What the task requires:
Gather every line below where "希望对大家有所帮助" appears.

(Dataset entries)
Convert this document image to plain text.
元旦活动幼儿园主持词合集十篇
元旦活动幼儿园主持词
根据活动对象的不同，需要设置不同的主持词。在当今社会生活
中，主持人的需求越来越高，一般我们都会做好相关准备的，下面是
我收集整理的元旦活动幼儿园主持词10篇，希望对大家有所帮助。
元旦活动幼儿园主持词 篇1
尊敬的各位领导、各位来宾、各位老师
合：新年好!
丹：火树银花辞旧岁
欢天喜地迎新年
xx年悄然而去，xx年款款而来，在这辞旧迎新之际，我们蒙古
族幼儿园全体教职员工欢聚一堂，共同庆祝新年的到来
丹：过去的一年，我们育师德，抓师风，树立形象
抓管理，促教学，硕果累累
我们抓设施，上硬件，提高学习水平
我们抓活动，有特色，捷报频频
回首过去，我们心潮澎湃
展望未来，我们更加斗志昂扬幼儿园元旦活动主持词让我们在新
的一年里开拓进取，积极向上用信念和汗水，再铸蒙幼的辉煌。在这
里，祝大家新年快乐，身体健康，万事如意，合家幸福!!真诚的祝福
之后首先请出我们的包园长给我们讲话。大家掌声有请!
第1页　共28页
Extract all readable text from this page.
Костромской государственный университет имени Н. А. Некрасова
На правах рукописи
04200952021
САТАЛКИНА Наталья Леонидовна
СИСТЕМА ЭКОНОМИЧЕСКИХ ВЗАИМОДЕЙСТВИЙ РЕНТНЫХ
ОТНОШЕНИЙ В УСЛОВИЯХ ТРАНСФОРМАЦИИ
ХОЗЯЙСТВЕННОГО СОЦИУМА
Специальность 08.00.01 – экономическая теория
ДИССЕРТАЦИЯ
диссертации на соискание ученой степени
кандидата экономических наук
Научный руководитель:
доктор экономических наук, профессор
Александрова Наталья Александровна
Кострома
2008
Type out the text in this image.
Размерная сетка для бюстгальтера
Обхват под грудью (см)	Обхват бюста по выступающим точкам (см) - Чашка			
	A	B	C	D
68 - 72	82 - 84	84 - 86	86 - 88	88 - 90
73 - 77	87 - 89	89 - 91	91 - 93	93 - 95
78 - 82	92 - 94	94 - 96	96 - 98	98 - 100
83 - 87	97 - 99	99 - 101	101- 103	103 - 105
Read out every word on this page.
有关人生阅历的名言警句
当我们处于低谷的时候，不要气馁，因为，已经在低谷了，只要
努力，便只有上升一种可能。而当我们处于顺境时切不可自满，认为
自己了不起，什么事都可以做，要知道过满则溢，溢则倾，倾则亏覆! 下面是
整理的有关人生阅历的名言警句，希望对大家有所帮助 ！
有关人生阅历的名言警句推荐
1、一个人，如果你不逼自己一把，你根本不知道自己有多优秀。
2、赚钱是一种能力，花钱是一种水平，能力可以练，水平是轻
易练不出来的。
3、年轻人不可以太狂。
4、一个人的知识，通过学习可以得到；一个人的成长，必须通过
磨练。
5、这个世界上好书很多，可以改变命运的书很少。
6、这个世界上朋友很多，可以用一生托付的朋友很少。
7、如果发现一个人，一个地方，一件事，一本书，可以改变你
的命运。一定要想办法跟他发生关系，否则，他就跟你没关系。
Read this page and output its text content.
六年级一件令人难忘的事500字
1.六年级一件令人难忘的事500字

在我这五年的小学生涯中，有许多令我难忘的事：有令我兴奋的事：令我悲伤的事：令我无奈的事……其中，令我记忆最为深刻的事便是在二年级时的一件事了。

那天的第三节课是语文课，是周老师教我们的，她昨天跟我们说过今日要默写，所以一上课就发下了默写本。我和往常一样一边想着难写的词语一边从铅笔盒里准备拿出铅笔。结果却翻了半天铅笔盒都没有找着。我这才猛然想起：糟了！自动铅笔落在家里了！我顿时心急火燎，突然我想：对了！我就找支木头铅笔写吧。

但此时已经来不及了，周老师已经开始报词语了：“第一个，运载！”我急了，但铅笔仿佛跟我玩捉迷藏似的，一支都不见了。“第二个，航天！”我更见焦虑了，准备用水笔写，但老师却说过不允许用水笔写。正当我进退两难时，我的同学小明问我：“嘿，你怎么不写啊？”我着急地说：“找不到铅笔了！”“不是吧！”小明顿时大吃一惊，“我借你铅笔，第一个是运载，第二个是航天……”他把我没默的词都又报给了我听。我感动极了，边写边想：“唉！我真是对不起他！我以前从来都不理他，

Problem solution:
我收集整理的元旦活动幼儿园主持词10篇，希望对大家有所帮助。
整理的有关人生阅历的名言警句，希望对大家有所帮助 ！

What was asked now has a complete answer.